═══ Data lines

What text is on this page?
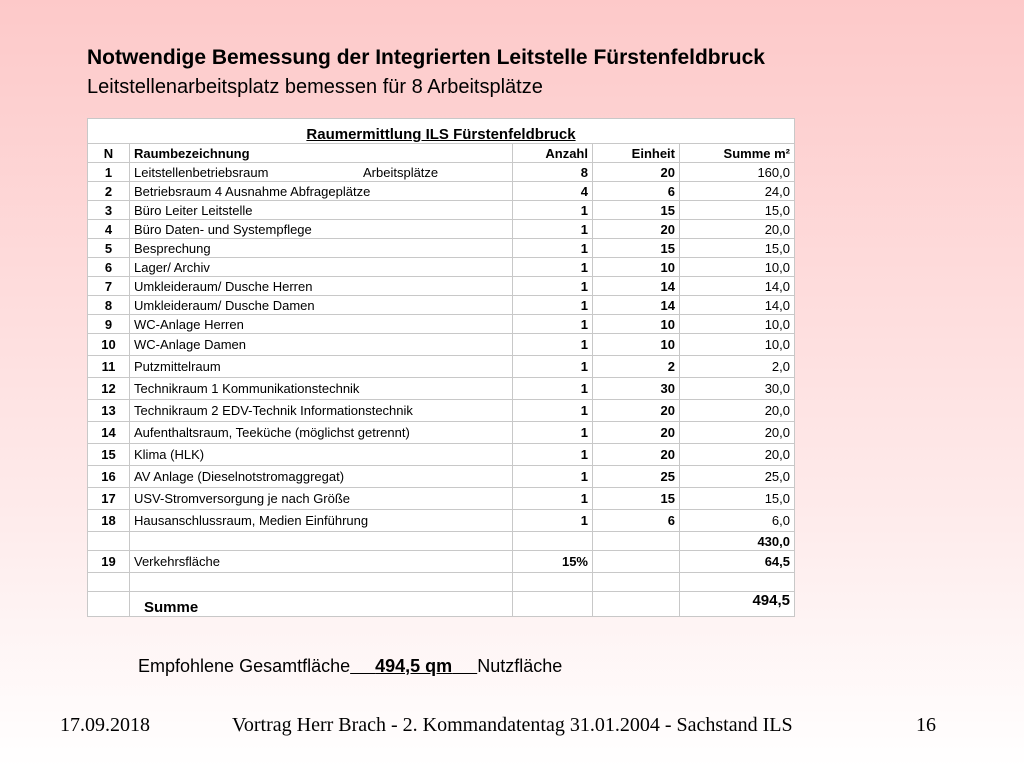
Notwendige Bemessung der Integrierten Leitstelle Fürstenfeldbruck
Leitstellenarbeitsplatz bemessen für 8 Arbeitsplätze
Raumermittlung ILS Fürstenfeldbruck				
N	Raumbezeichnung	Anzahl	Einheit	Summe m²
1	Leitstellenbetriebsraum Arbeitsplätze	8	20	160,0
2	Betriebsraum 4 Ausnahme Abfrageplätze	4	6	24,0
3	Büro Leiter Leitstelle	1	15	15,0
4	Büro Daten- und Systempflege	1	20	20,0
5	Besprechung	1	15	15,0
6	Lager/ Archiv	1	10	10,0
7	Umkleideraum/ Dusche Herren	1	14	14,0
8	Umkleideraum/ Dusche Damen	1	14	14,0
9	WC-Anlage Herren	1	10	10,0
10	WC-Anlage Damen	1	10	10,0
11	Putzmittelraum	1	2	2,0
12	Technikraum 1 Kommunikationstechnik	1	30	30,0
13	Technikraum 2 EDV-Technik Informationstechnik	1	20	20,0
14	Aufenthaltsraum, Teeküche (möglichst getrennt)	1	20	20,0
15	Klima (HLK)	1	20	20,0
16	AV Anlage (Dieselnotstromaggregat)	1	25	25,0
17	USV-Stromversorgung je nach Größe	1	15	15,0
18	Hausanschlussraum, Medien Einführung	1	6	6,0
				430,0
19	Verkehrsfläche	15%		64,5

	Summe			494,5
Empfohlene Gesamtfläche 494,5 qm Nutzfläche
17.09.2018	Vortrag Herr Brach - 2. Kommandatentag 31.01.2004 - Sachstand ILS	16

══════

▸ **Set problem**: Reproduce all the records verbatim, excluding images.

▸ **Solved exercise**:
What text is on this page?
Notwendige Bemessung der Integrierten Leitstelle Fürstenfeldbruck
Leitstellenarbeitsplatz bemessen für 8 Arbeitsplätze
Raumermittlung ILS Fürstenfeldbruck				
N	Raumbezeichnung	Anzahl	Einheit	Summe m²
1	Leitstellenbetriebsraum Arbeitsplätze	8	20	160,0
2	Betriebsraum 4 Ausnahme Abfrageplätze	4	6	24,0
3	Büro Leiter Leitstelle	1	15	15,0
4	Büro Daten- und Systempflege	1	20	20,0
5	Besprechung	1	15	15,0
6	Lager/ Archiv	1	10	10,0
7	Umkleideraum/ Dusche Herren	1	14	14,0
8	Umkleideraum/ Dusche Damen	1	14	14,0
9	WC-Anlage Herren	1	10	10,0
10	WC-Anlage Damen	1	10	10,0
11	Putzmittelraum	1	2	2,0
12	Technikraum 1 Kommunikationstechnik	1	30	30,0
13	Technikraum 2 EDV-Technik Informationstechnik	1	20	20,0
14	Aufenthaltsraum, Teeküche (möglichst getrennt)	1	20	20,0
15	Klima (HLK)	1	20	20,0
16	AV Anlage (Dieselnotstromaggregat)	1	25	25,0
17	USV-Stromversorgung je nach Größe	1	15	15,0
18	Hausanschlussraum, Medien Einführung	1	6	6,0
				430,0
19	Verkehrsfläche	15%		64,5

	Summe			494,5
Empfohlene Gesamtfläche 494,5 qm Nutzfläche
17.09.2018	Vortrag Herr Brach - 2. Kommandatentag 31.01.2004 - Sachstand ILS	16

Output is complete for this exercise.